- **Text**

Counter Forms brings together an extraordinary group of rarely seen works, predominantly from the 1960s and ‘70s, by four artists whose oeuvres remains as fresh and visceral today as they must have first appeared in their time. The exhibition gathers an unprecedented constellation of artists and exceptional historical material, provoking us to look at the innovation and continuing relevance of each artist anew while also highlighting the unexpected resonance of their oeuvres. Involving many loans from institutional and private collections, archives and artists’ estates, Counter Forms continues the gallery’s commitment to featuring influential historical artists whose full significance is growing both in the United States and internationally.

During their lives, each cut too short, Tetsumi Kudo (1935-1990), Alina Szapocznikow (1926-1973), Paul Thek (1933-1988) and Hannah Wilke (1940-1993) likely never met or learned of the others’ practices. Yet in the 1960s and ‘70s they were almost simultaneously developing an art that was at once raw and sexualized, acerbic and resolutely human. Their immediate contexts were different, but whether grappling with the implications of post-war America, post-Holocaust Poland, or post-Hiroshima Japan, their works seem haunted—materially and actually—by their makers’ willing exploration of disaster and disintegration in a way that was quite at odds with the clean, optimistic and perfected forms that more widely circulated in their epoch.

Theirs was an art of bodily traces: repeatedly, obstinately, Kudo, Szapocznikow, Thek and Wilke made forms that were by turns gangly and awkward or strangely elegant, and often involving body casting or references to the body through material agglutinations of new and experimental materials of their day, including latex, resin, and poured polyurethane. The results were resolutely handmade with a charged immediacy and an aesthetic and conceptual volatility to them that far outweighed their often diminutive, human scale. Penises float in resin or sprout from buckets, delicate folds of terracotta conjure orifices both inviting and dangerous, while latex lips, butts, noses, and chins offer themselves as curious indexical traces of real bodies, figuratively dismembered. As biting as they are unexpectedly humorous, they were provocations to much sculpture being made at the time.

- **Given problem 1**
Answer these from the Counter Forms exhibition text, one line each:
(a) From which decades do most of the works come?
(b) What were Paul Thek's birth and death years?
(c) Which three new and experimental materials does the text name?
- **Given problem 2**
Using the Counter Forms exhibition text, decide whether each statement agrees with it. Answer yes or no and quote the words that settle it.
(a) The four artists probably knew one another's work.
(b) The works are mostly large in scale.
(c) Some loans came from archives and artists' estates.
- **Given problem 3**
Extend the Counter Forms exhibition text with one more paragraph that follows from its last sentence.

- **Supplied records**
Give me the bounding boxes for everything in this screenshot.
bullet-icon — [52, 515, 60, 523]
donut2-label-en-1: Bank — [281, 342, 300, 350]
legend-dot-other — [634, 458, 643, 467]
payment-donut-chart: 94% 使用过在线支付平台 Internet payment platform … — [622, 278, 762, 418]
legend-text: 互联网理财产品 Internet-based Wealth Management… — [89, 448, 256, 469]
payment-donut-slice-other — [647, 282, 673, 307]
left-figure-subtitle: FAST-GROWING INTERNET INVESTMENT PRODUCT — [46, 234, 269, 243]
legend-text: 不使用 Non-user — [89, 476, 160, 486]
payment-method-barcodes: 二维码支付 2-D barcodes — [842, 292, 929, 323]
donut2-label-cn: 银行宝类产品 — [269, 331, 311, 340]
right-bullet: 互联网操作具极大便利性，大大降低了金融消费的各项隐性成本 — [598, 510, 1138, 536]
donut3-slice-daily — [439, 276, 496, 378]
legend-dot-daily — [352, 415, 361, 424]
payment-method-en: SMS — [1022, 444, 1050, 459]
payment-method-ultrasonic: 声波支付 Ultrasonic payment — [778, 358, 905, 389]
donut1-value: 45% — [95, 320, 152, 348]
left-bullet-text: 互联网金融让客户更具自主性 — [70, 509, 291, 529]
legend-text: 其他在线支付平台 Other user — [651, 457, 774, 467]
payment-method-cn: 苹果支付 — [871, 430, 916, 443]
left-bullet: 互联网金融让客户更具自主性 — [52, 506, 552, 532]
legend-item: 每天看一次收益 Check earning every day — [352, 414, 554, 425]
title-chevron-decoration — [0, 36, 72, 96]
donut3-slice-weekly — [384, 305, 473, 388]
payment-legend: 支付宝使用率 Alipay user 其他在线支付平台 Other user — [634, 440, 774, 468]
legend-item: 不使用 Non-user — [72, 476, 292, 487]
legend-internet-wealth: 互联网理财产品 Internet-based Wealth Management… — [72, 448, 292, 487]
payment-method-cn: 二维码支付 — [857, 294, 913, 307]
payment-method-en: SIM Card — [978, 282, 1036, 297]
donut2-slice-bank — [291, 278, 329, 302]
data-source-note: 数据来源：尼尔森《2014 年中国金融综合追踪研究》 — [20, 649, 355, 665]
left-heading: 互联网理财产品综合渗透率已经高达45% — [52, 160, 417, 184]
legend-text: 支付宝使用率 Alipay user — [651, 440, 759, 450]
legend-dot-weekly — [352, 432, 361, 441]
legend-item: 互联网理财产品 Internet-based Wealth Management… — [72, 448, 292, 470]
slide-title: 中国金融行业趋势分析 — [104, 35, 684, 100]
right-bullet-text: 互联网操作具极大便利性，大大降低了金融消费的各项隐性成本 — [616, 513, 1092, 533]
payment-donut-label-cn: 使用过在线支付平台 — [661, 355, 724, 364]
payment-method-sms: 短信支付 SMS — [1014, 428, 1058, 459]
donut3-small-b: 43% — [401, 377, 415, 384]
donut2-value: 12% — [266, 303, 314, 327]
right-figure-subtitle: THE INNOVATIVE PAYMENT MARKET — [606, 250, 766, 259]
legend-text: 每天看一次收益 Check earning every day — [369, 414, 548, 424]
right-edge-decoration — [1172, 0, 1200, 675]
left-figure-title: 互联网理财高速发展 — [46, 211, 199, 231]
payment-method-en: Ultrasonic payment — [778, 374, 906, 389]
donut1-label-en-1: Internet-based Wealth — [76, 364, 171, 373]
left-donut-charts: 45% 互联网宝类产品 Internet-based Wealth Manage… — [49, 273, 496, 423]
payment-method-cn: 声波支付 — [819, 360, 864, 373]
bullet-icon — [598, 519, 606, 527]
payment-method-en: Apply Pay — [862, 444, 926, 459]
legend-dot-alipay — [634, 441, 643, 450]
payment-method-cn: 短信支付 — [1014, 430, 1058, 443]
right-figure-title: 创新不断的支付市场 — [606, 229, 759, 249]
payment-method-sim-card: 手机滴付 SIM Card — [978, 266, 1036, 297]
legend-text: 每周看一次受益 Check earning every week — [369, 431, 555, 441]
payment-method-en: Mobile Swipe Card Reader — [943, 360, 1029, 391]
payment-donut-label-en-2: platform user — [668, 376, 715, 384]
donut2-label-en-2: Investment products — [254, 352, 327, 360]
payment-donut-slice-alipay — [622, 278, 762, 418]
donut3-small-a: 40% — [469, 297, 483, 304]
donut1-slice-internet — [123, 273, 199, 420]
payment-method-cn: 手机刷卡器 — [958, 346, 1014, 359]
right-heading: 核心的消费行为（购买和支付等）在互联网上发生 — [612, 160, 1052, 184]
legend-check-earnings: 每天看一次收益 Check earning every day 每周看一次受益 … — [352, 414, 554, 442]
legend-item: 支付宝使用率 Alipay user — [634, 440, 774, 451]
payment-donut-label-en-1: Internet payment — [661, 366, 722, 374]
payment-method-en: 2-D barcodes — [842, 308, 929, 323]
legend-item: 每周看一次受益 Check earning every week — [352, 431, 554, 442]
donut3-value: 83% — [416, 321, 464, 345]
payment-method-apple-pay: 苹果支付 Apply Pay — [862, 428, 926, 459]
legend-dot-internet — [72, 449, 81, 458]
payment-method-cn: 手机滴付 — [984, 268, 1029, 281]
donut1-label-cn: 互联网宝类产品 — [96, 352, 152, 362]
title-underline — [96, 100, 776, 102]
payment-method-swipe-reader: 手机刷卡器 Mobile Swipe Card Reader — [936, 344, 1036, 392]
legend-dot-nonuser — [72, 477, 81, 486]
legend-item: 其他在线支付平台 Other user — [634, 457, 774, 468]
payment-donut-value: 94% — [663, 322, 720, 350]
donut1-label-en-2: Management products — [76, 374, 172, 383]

- **Exercise response 1**
(a) The 1960s and '70s.
(b) 1933 to 1988.
(c) Latex, resin, and poured polyurethane.

- **Exercise response 2**
(a) No: "likely never met or learned of the others’ practices."
(b) No: "their often diminutive, human scale."
(c) Yes: "Involving many loans from institutional and private collections, archives and artists’ estates"

- **Exercise response 3**
Intractable, unsettling, one could call them “counter forms”: decidedly not formalist exercises and yet not totally amorphous either—forms they are. In their embodied intimacy and sexual candor and in their anti-heroic stance, they offered their own uncanny riposte to the commercial imagery of Pop art, the pure geometry or industrial facture of so much Minimalism and the dry, immaterial practices of Conceptual art. Kudo, Szapocznikow, Thek and Wilke’s works spoke of the flipside of their contemporary moment’s lust for idealized commodity objects and, with it, any naively optimistic view of reality or its sexual politics. They dared to make an art so questioning that it would allow its maker “to doubt everything completely” as Kudo once wrote; an art that was imperfect, built from “awkward objects,” as Szapocznikow called hers; or, in Wilke’s words “an art close to laughter, making love, [or] shaking hands,” and which brought, as Thek explained, “the raw human fleshy characteristics back to the art” against the period’s “enormous tendency toward the minimal, the non-emotional, the anti-emotional even.”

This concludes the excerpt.